_TASK TO CARRY OUT_.
Using the listing below, copy every line that mentions "电流方向是从".

((

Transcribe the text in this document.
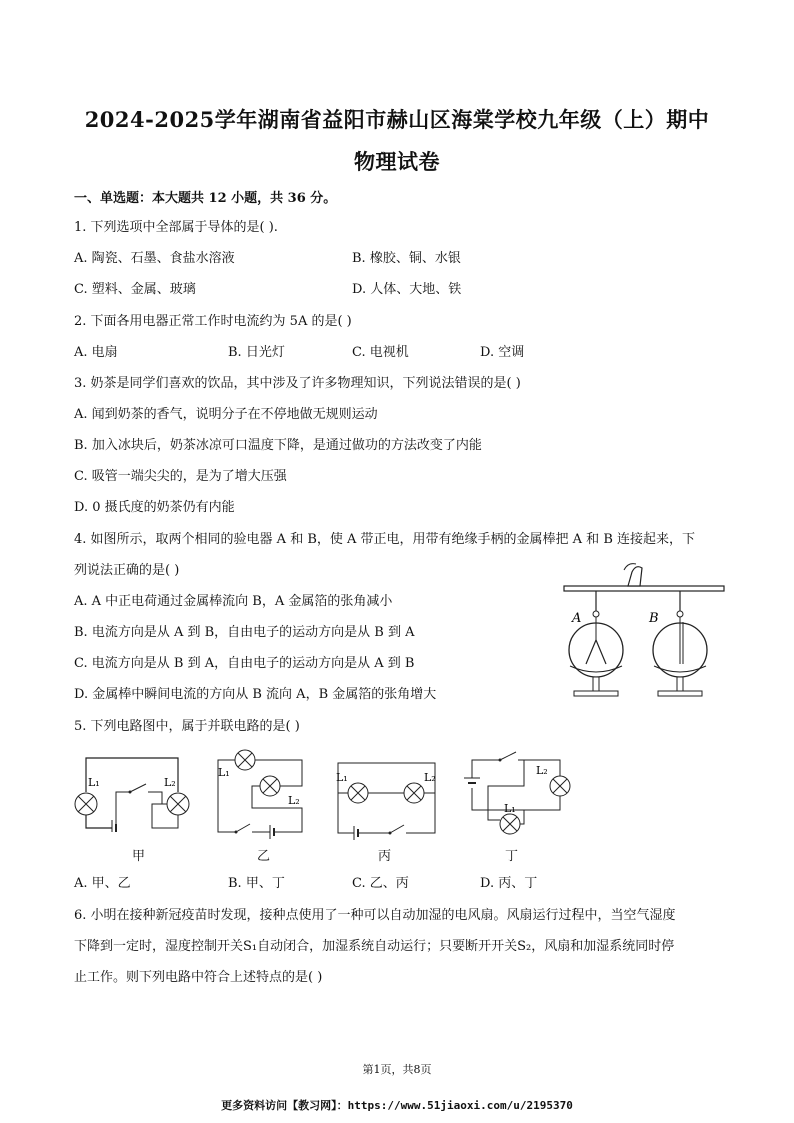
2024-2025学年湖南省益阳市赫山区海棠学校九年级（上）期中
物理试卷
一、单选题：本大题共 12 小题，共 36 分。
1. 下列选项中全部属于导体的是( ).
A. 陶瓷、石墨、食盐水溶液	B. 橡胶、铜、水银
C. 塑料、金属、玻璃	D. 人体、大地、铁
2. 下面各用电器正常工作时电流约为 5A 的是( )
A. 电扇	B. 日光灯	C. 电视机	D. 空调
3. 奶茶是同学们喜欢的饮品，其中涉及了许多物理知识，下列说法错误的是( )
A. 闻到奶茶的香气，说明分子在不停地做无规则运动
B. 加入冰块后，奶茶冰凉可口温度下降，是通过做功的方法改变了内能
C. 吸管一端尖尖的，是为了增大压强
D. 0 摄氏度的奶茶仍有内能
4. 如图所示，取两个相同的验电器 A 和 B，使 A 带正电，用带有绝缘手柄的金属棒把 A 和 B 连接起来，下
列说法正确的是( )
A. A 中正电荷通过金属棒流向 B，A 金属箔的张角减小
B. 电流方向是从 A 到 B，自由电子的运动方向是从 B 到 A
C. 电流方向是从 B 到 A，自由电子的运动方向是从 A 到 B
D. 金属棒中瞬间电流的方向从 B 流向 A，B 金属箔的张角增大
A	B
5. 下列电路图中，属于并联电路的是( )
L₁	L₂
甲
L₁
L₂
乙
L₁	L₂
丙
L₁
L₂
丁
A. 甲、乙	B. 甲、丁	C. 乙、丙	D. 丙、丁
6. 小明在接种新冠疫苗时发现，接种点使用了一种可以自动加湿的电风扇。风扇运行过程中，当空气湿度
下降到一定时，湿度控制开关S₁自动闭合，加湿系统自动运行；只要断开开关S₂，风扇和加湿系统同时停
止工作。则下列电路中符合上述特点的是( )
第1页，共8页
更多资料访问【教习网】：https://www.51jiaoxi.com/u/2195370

))

_SOLUTION FOR THIS TASK_.
B. 电流方向是从 A 到 B，自由电子的运动方向是从 B 到 A
C. 电流方向是从 B 到 A，自由电子的运动方向是从 A 到 B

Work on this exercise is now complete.